> What you should do
All entries below are to be set down again, identical to the source.

> Material provided

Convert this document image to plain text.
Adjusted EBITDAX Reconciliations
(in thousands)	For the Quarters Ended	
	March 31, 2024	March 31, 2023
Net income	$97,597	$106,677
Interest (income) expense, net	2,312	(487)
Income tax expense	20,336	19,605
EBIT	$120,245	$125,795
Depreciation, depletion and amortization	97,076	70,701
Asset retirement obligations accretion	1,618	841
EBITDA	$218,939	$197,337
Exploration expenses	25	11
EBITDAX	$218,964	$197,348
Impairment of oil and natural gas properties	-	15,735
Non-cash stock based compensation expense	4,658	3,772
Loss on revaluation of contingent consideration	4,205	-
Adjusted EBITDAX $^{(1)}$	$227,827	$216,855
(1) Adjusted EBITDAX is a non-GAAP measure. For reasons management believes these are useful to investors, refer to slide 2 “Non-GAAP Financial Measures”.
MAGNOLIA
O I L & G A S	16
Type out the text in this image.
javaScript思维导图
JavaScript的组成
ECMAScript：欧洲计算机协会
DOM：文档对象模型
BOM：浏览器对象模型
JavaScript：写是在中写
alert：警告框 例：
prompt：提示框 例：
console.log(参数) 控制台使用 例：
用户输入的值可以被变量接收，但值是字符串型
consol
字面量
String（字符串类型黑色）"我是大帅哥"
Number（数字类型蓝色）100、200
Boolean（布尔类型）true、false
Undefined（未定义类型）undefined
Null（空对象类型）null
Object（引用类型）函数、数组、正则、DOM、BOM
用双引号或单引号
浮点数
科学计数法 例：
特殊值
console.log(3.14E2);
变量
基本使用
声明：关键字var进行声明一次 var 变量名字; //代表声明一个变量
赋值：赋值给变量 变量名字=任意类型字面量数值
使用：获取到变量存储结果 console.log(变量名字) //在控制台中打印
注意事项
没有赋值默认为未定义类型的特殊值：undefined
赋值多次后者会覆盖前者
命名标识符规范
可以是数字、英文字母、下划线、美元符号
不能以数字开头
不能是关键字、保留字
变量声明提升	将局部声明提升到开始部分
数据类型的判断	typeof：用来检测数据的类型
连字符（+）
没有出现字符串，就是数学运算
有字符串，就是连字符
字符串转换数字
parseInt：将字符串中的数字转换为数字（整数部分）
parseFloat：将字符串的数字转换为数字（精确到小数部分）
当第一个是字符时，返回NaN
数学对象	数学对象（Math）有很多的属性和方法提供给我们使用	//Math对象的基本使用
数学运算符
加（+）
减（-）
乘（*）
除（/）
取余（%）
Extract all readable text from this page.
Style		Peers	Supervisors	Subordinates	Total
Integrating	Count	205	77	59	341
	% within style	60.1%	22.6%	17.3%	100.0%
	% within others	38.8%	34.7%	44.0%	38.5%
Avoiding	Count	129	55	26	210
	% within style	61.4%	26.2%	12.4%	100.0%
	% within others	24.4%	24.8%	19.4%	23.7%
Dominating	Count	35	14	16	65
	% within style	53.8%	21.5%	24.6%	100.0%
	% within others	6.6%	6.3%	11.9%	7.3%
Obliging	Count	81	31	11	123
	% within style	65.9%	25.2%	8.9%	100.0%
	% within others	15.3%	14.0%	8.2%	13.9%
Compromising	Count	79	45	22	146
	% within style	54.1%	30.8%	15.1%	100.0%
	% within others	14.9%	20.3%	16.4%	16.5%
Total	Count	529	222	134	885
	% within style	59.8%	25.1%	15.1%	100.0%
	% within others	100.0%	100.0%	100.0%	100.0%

> Exercise result
Convert this document image to plain text.
Adjusted EBITDAX Reconciliations
(in thousands)	For the Quarters Ended	
	March 31, 2024	March 31, 2023
Net income	$97,597	$106,677
Interest (income) expense, net	2,312	(487)
Income tax expense	20,336	19,605
EBIT	$120,245	$125,795
Depreciation, depletion and amortization	97,076	70,701
Asset retirement obligations accretion	1,618	841
EBITDA	$218,939	$197,337
Exploration expenses	25	11
EBITDAX	$218,964	$197,348
Impairment of oil and natural gas properties	-	15,735
Non-cash stock based compensation expense	4,658	3,772
Loss on revaluation of contingent consideration	4,205	-
Adjusted EBITDAX $^{(1)}$	$227,827	$216,855
(1) Adjusted EBITDAX is a non-GAAP measure. For reasons management believes these are useful to investors, refer to slide 2 “Non-GAAP Financial Measures”.
MAGNOLIA
O I L & G A S	16
Type out the text in this image.
javaScript思维导图
JavaScript的组成
ECMAScript：欧洲计算机协会
DOM：文档对象模型
BOM：浏览器对象模型
JavaScript：写是在中写
alert：警告框 例：
prompt：提示框 例：
console.log(参数) 控制台使用 例：
用户输入的值可以被变量接收，但值是字符串型
consol
字面量
String（字符串类型黑色）"我是大帅哥"
Number（数字类型蓝色）100、200
Boolean（布尔类型）true、false
Undefined（未定义类型）undefined
Null（空对象类型）null
Object（引用类型）函数、数组、正则、DOM、BOM
用双引号或单引号
浮点数
科学计数法 例：
特殊值
console.log(3.14E2);
变量
基本使用
声明：关键字var进行声明一次 var 变量名字; //代表声明一个变量
赋值：赋值给变量 变量名字=任意类型字面量数值
使用：获取到变量存储结果 console.log(变量名字) //在控制台中打印
注意事项
没有赋值默认为未定义类型的特殊值：undefined
赋值多次后者会覆盖前者
命名标识符规范
可以是数字、英文字母、下划线、美元符号
不能以数字开头
不能是关键字、保留字
变量声明提升	将局部声明提升到开始部分
数据类型的判断	typeof：用来检测数据的类型
连字符（+）
没有出现字符串，就是数学运算
有字符串，就是连字符
字符串转换数字
parseInt：将字符串中的数字转换为数字（整数部分）
parseFloat：将字符串的数字转换为数字（精确到小数部分）
当第一个是字符时，返回NaN
数学对象	数学对象（Math）有很多的属性和方法提供给我们使用	//Math对象的基本使用
数学运算符
加（+）
减（-）
乘（*）
除（/）
取余（%）
Extract all readable text from this page.
Style		Peers	Supervisors	Subordinates	Total
Integrating	Count	205	77	59	341
	% within style	60.1%	22.6%	17.3%	100.0%
	% within others	38.8%	34.7%	44.0%	38.5%
Avoiding	Count	129	55	26	210
	% within style	61.4%	26.2%	12.4%	100.0%
	% within others	24.4%	24.8%	19.4%	23.7%
Dominating	Count	35	14	16	65
	% within style	53.8%	21.5%	24.6%	100.0%
	% within others	6.6%	6.3%	11.9%	7.3%
Obliging	Count	81	31	11	123
	% within style	65.9%	25.2%	8.9%	100.0%
	% within others	15.3%	14.0%	8.2%	13.9%
Compromising	Count	79	45	22	146
	% within style	54.1%	30.8%	15.1%	100.0%
	% within others	14.9%	20.3%	16.4%	16.5%
Total	Count	529	222	134	885
	% within style	59.8%	25.1%	15.1%	100.0%
	% within others	100.0%	100.0%	100.0%	100.0%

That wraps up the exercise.